*Job:* Report all lines holding "color".

..........

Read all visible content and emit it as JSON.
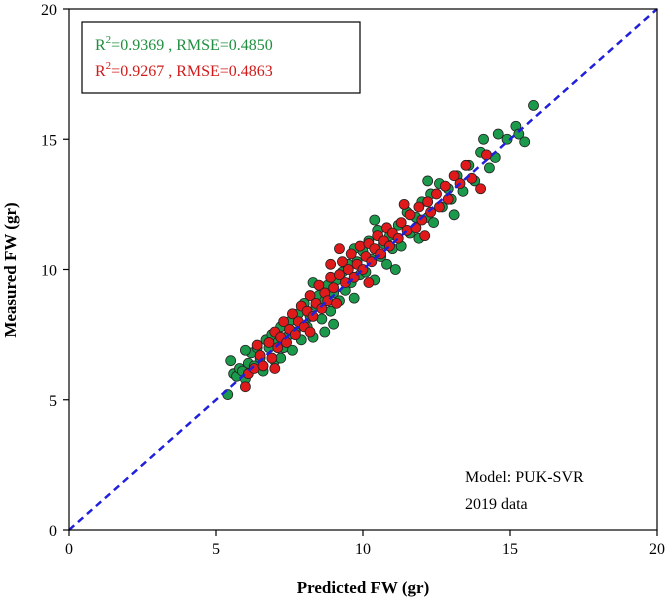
{
  "chart_data": {
    "type": "scatter",
    "xlabel": "Predicted FW (gr)",
    "ylabel": "Measured FW (gr)",
    "xlim": [
      0,
      20
    ],
    "ylim": [
      0,
      20
    ],
    "xticks": [
      "0",
      "5",
      "10",
      "15",
      "20"
    ],
    "yticks": [
      "0",
      "5",
      "10",
      "15",
      "20"
    ],
    "grid": false,
    "reference_line": {
      "name": "1:1 line",
      "from": [
        0,
        0
      ],
      "to": [
        20,
        20
      ],
      "color": "#1f1fdc",
      "style": "dashed"
    },
    "legend": {
      "placement": "top-left",
      "entries": [
        {
          "prefix": "R",
          "superscript": "2",
          "text": "=0.9369 , RMSE=0.4850",
          "color": "#1f8f3f"
        },
        {
          "prefix": "R",
          "superscript": "2",
          "text": "=0.9267 , RMSE=0.4863",
          "color": "#d11a1a"
        }
      ]
    },
    "annotations": [
      "Model:  PUK-SVR",
      "2019 data"
    ],
    "series": [
      {
        "name": "green",
        "color": "#1c9a4c",
        "points": [
          [
            5.4,
            5.2
          ],
          [
            5.5,
            6.5
          ],
          [
            5.6,
            6.0
          ],
          [
            5.7,
            5.9
          ],
          [
            5.8,
            6.2
          ],
          [
            5.9,
            6.1
          ],
          [
            6.0,
            5.8
          ],
          [
            6.1,
            6.4
          ],
          [
            6.2,
            6.8
          ],
          [
            6.3,
            6.3
          ],
          [
            6.4,
            7.0
          ],
          [
            6.5,
            6.6
          ],
          [
            6.6,
            6.1
          ],
          [
            6.7,
            7.3
          ],
          [
            6.8,
            7.0
          ],
          [
            6.9,
            7.5
          ],
          [
            7.0,
            6.5
          ],
          [
            7.1,
            7.2
          ],
          [
            7.2,
            7.8
          ],
          [
            7.3,
            7.0
          ],
          [
            7.4,
            7.4
          ],
          [
            7.5,
            8.0
          ],
          [
            7.6,
            6.9
          ],
          [
            7.7,
            7.6
          ],
          [
            7.8,
            8.3
          ],
          [
            7.9,
            7.3
          ],
          [
            8.0,
            8.7
          ],
          [
            8.1,
            7.8
          ],
          [
            8.2,
            8.2
          ],
          [
            8.3,
            7.4
          ],
          [
            8.4,
            8.6
          ],
          [
            8.5,
            9.0
          ],
          [
            8.6,
            8.1
          ],
          [
            8.7,
            8.8
          ],
          [
            8.8,
            9.4
          ],
          [
            8.9,
            8.4
          ],
          [
            9.0,
            9.1
          ],
          [
            9.1,
            9.6
          ],
          [
            9.2,
            8.8
          ],
          [
            9.3,
            9.9
          ],
          [
            9.4,
            9.2
          ],
          [
            9.5,
            10.2
          ],
          [
            9.6,
            9.5
          ],
          [
            9.7,
            8.9
          ],
          [
            9.8,
            10.3
          ],
          [
            9.9,
            9.8
          ],
          [
            10.0,
            10.7
          ],
          [
            10.1,
            9.9
          ],
          [
            10.2,
            11.1
          ],
          [
            10.3,
            10.4
          ],
          [
            10.4,
            9.6
          ],
          [
            10.5,
            11.5
          ],
          [
            10.6,
            10.5
          ],
          [
            10.7,
            11.0
          ],
          [
            10.8,
            10.2
          ],
          [
            10.9,
            11.3
          ],
          [
            11.0,
            10.8
          ],
          [
            11.2,
            11.7
          ],
          [
            11.3,
            10.9
          ],
          [
            11.5,
            12.2
          ],
          [
            11.6,
            11.4
          ],
          [
            11.8,
            12.0
          ],
          [
            11.9,
            11.2
          ],
          [
            12.0,
            12.6
          ],
          [
            12.2,
            12.0
          ],
          [
            12.3,
            12.9
          ],
          [
            12.4,
            11.8
          ],
          [
            12.6,
            13.3
          ],
          [
            12.7,
            12.4
          ],
          [
            12.9,
            13.1
          ],
          [
            13.0,
            12.7
          ],
          [
            13.2,
            13.6
          ],
          [
            13.4,
            13.0
          ],
          [
            13.6,
            14.0
          ],
          [
            13.8,
            13.4
          ],
          [
            14.0,
            14.5
          ],
          [
            14.1,
            15.0
          ],
          [
            14.3,
            13.9
          ],
          [
            14.5,
            14.3
          ],
          [
            14.6,
            15.2
          ],
          [
            14.9,
            15.0
          ],
          [
            15.2,
            15.5
          ],
          [
            15.3,
            15.2
          ],
          [
            15.5,
            14.9
          ],
          [
            15.8,
            16.3
          ],
          [
            7.2,
            6.6
          ],
          [
            8.3,
            9.5
          ],
          [
            9.0,
            7.9
          ],
          [
            10.4,
            11.9
          ],
          [
            11.1,
            10.0
          ],
          [
            6.0,
            6.9
          ],
          [
            12.2,
            13.4
          ],
          [
            13.1,
            12.1
          ],
          [
            9.7,
            10.8
          ],
          [
            8.7,
            7.6
          ]
        ]
      },
      {
        "name": "red",
        "color": "#e01a1a",
        "points": [
          [
            6.0,
            5.5
          ],
          [
            6.1,
            6.0
          ],
          [
            6.3,
            6.2
          ],
          [
            6.4,
            7.1
          ],
          [
            6.5,
            6.7
          ],
          [
            6.6,
            6.3
          ],
          [
            6.8,
            7.2
          ],
          [
            6.9,
            6.6
          ],
          [
            7.0,
            7.6
          ],
          [
            7.1,
            7.0
          ],
          [
            7.2,
            7.4
          ],
          [
            7.3,
            8.0
          ],
          [
            7.4,
            7.2
          ],
          [
            7.5,
            7.7
          ],
          [
            7.6,
            8.3
          ],
          [
            7.7,
            7.5
          ],
          [
            7.8,
            8.0
          ],
          [
            7.9,
            8.6
          ],
          [
            8.0,
            7.8
          ],
          [
            8.1,
            8.4
          ],
          [
            8.2,
            9.0
          ],
          [
            8.3,
            8.2
          ],
          [
            8.4,
            8.7
          ],
          [
            8.5,
            9.4
          ],
          [
            8.6,
            8.5
          ],
          [
            8.7,
            9.1
          ],
          [
            8.8,
            8.8
          ],
          [
            8.9,
            9.7
          ],
          [
            9.0,
            9.3
          ],
          [
            9.1,
            8.7
          ],
          [
            9.2,
            9.8
          ],
          [
            9.3,
            10.3
          ],
          [
            9.4,
            9.5
          ],
          [
            9.5,
            10.0
          ],
          [
            9.6,
            10.6
          ],
          [
            9.7,
            9.7
          ],
          [
            9.8,
            10.2
          ],
          [
            9.9,
            10.9
          ],
          [
            10.0,
            10.0
          ],
          [
            10.1,
            10.5
          ],
          [
            10.2,
            11.0
          ],
          [
            10.3,
            10.3
          ],
          [
            10.4,
            10.8
          ],
          [
            10.5,
            11.3
          ],
          [
            10.6,
            10.6
          ],
          [
            10.7,
            11.1
          ],
          [
            10.8,
            11.6
          ],
          [
            10.9,
            10.9
          ],
          [
            11.0,
            11.4
          ],
          [
            11.2,
            11.2
          ],
          [
            11.3,
            11.8
          ],
          [
            11.5,
            11.5
          ],
          [
            11.6,
            12.1
          ],
          [
            11.8,
            11.6
          ],
          [
            11.9,
            12.4
          ],
          [
            12.0,
            11.9
          ],
          [
            12.2,
            12.6
          ],
          [
            12.3,
            12.2
          ],
          [
            12.5,
            12.9
          ],
          [
            12.6,
            12.4
          ],
          [
            12.8,
            13.2
          ],
          [
            12.9,
            12.7
          ],
          [
            13.1,
            13.6
          ],
          [
            13.3,
            13.3
          ],
          [
            13.5,
            14.0
          ],
          [
            13.7,
            13.5
          ],
          [
            14.0,
            13.1
          ],
          [
            14.2,
            14.4
          ],
          [
            9.2,
            10.8
          ],
          [
            8.2,
            7.6
          ],
          [
            10.2,
            9.5
          ],
          [
            11.4,
            12.5
          ],
          [
            7.0,
            6.2
          ],
          [
            12.1,
            11.3
          ],
          [
            8.9,
            10.2
          ]
        ]
      }
    ]
  }
}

..........

*Response below:*
      "color": "#1f1fdc",
          "color": "#1f8f3f"
          "color": "#d11a1a"
        "color": "#1c9a4c",
        "color": "#e01a1a",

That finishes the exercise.